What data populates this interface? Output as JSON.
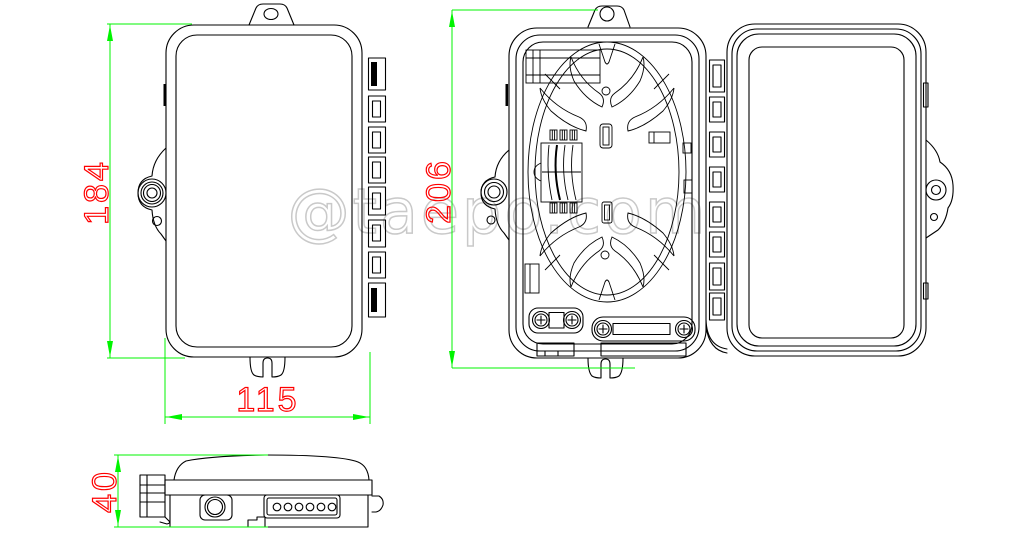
{
  "drawing": {
    "watermark": "@taepo.com",
    "dimensions": {
      "front_height": "184",
      "front_width": "115",
      "open_height": "206",
      "side_height": "40"
    },
    "colors": {
      "outline": "#000000",
      "dimension_line": "#00f400",
      "dimension_text": "#ff0000",
      "watermark": "#c9c9c9",
      "background": "#ffffff"
    }
  }
}
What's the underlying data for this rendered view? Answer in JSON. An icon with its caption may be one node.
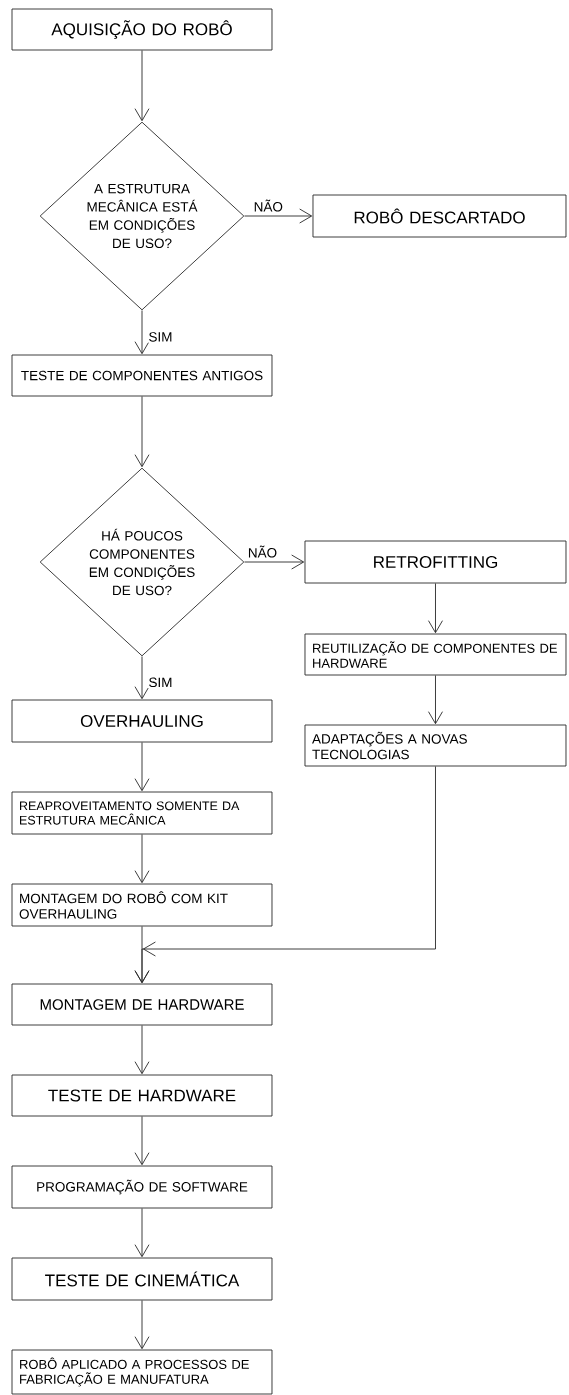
{
  "diagram": {
    "nodes": [
      {
        "text": [
          "AQUISIÇÃO DO ROBÔ"
        ]
      },
      {
        "text": [
          "A ESTRUTURA MECÂNICA ESTÁ EM CONDIÇÕES DE USO?"
        ]
      },
      {
        "text": [
          "ROBÔ DESCARTADO"
        ]
      },
      {
        "text": [
          "TESTE DE COMPONENTES ANTIGOS"
        ]
      },
      {
        "text": [
          "HÁ POUCOS COMPONENTES EM CONDIÇÕES DE USO?"
        ]
      },
      {
        "text": [
          "RETROFITTING"
        ]
      },
      {
        "text": [
          "REUTILIZAÇÃO DE COMPONENTES DE HARDWARE"
        ]
      },
      {
        "text": [
          "ADAPTAÇÕES A NOVAS TECNOLOGIAS"
        ]
      },
      {
        "text": [
          "OVERHAULING"
        ]
      },
      {
        "text": [
          "REAPROVEITAMENTO SOMENTE DA ESTRUTURA MECÂNICA"
        ]
      },
      {
        "text": [
          "MONTAGEM DO ROBÔ COM KIT OVERHAULING"
        ]
      },
      {
        "text": [
          "MONTAGEM DE HARDWARE"
        ]
      },
      {
        "text": [
          "TESTE DE HARDWARE"
        ]
      },
      {
        "text": [
          "PROGRAMAÇÃO DE SOFTWARE"
        ]
      },
      {
        "text": [
          "TESTE DE CINEMÁTICA"
        ]
      },
      {
        "text": [
          "ROBÔ APLICADO A PROCESSOS DE FABRICAÇÃO E MANUFATURA"
        ]
      }
    ],
    "edges": [
      {
        "from": 0,
        "to": 1,
        "arrow": "to"
      },
      {
        "from": 1,
        "to": 2,
        "arrow": "to",
        "label": "NÃO"
      },
      {
        "from": 1,
        "to": 3,
        "arrow": "to",
        "label": "SIM"
      },
      {
        "from": 3,
        "to": 4,
        "arrow": "to"
      },
      {
        "from": 4,
        "to": 5,
        "arrow": "to",
        "label": "NÃO"
      },
      {
        "from": 4,
        "to": 8,
        "arrow": "to",
        "label": "SIM"
      },
      {
        "from": 5,
        "to": 6,
        "arrow": "to"
      },
      {
        "from": 6,
        "to": 7,
        "arrow": "to"
      },
      {
        "from": 8,
        "to": 9,
        "arrow": "to"
      },
      {
        "from": 9,
        "to": 10,
        "arrow": "to"
      },
      {
        "from": 10,
        "to": 11,
        "arrow": "to"
      },
      {
        "from": 7,
        "to": 11,
        "arrow": "to"
      },
      {
        "from": 11,
        "to": 12,
        "arrow": "to"
      },
      {
        "from": 12,
        "to": 13,
        "arrow": "to"
      },
      {
        "from": 13,
        "to": 14,
        "arrow": "to"
      },
      {
        "from": 14,
        "to": 15,
        "arrow": "to"
      }
    ]
  }
}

....

• **Directions**
The pictures should not be reproduced; quote all of the other material exactly.

• **Answer to this task**
What data populates this interface? Output as JSON.
{
  "drawing": {
    "watermark": "@taepo.com",
    "dimensions": {
      "front_height": "184",
      "front_width": "115",
      "open_height": "206",
      "side_height": "40"
    },
    "colors": {
      "outline": "#000000",
      "dimension_line": "#00f400",
      "dimension_text": "#ff0000",
      "watermark": "#c9c9c9",
      "background": "#ffffff"
    }
  }
}
What's the underlying data for this rendered view? Answer in JSON. An icon with its caption may be one node.
{
  "diagram": {
    "nodes": [
      {
        "text": [
          "AQUISIÇÃO DO ROBÔ"
        ]
      },
      {
        "text": [
          "A ESTRUTURA MECÂNICA ESTÁ EM CONDIÇÕES DE USO?"
        ]
      },
      {
        "text": [
          "ROBÔ DESCARTADO"
        ]
      },
      {
        "text": [
          "TESTE DE COMPONENTES ANTIGOS"
        ]
      },
      {
        "text": [
          "HÁ POUCOS COMPONENTES EM CONDIÇÕES DE USO?"
        ]
      },
      {
        "text": [
          "RETROFITTING"
        ]
      },
      {
        "text": [
          "REUTILIZAÇÃO DE COMPONENTES DE HARDWARE"
        ]
      },
      {
        "text": [
          "ADAPTAÇÕES A NOVAS TECNOLOGIAS"
        ]
      },
      {
        "text": [
          "OVERHAULING"
        ]
      },
      {
        "text": [
          "REAPROVEITAMENTO SOMENTE DA ESTRUTURA MECÂNICA"
        ]
      },
      {
        "text": [
          "MONTAGEM DO ROBÔ COM KIT OVERHAULING"
        ]
      },
      {
        "text": [
          "MONTAGEM DE HARDWARE"
        ]
      },
      {
        "text": [
          "TESTE DE HARDWARE"
        ]
      },
      {
        "text": [
          "PROGRAMAÇÃO DE SOFTWARE"
        ]
      },
      {
        "text": [
          "TESTE DE CINEMÁTICA"
        ]
      },
      {
        "text": [
          "ROBÔ APLICADO A PROCESSOS DE FABRICAÇÃO E MANUFATURA"
        ]
      }
    ],
    "edges": [
      {
        "from": 0,
        "to": 1,
        "arrow": "to"
      },
      {
        "from": 1,
        "to": 2,
        "arrow": "to",
        "label": "NÃO"
      },
      {
        "from": 1,
        "to": 3,
        "arrow": "to",
        "label": "SIM"
      },
      {
        "from": 3,
        "to": 4,
        "arrow": "to"
      },
      {
        "from": 4,
        "to": 5,
        "arrow": "to",
        "label": "NÃO"
      },
      {
        "from": 4,
        "to": 8,
        "arrow": "to",
        "label": "SIM"
      },
      {
        "from": 5,
        "to": 6,
        "arrow": "to"
      },
      {
        "from": 6,
        "to": 7,
        "arrow": "to"
      },
      {
        "from": 8,
        "to": 9,
        "arrow": "to"
      },
      {
        "from": 9,
        "to": 10,
        "arrow": "to"
      },
      {
        "from": 10,
        "to": 11,
        "arrow": "to"
      },
      {
        "from": 7,
        "to": 11,
        "arrow": "to"
      },
      {
        "from": 11,
        "to": 12,
        "arrow": "to"
      },
      {
        "from": 12,
        "to": 13,
        "arrow": "to"
      },
      {
        "from": 13,
        "to": 14,
        "arrow": "to"
      },
      {
        "from": 14,
        "to": 15,
        "arrow": "to"
      }
    ]
  }
}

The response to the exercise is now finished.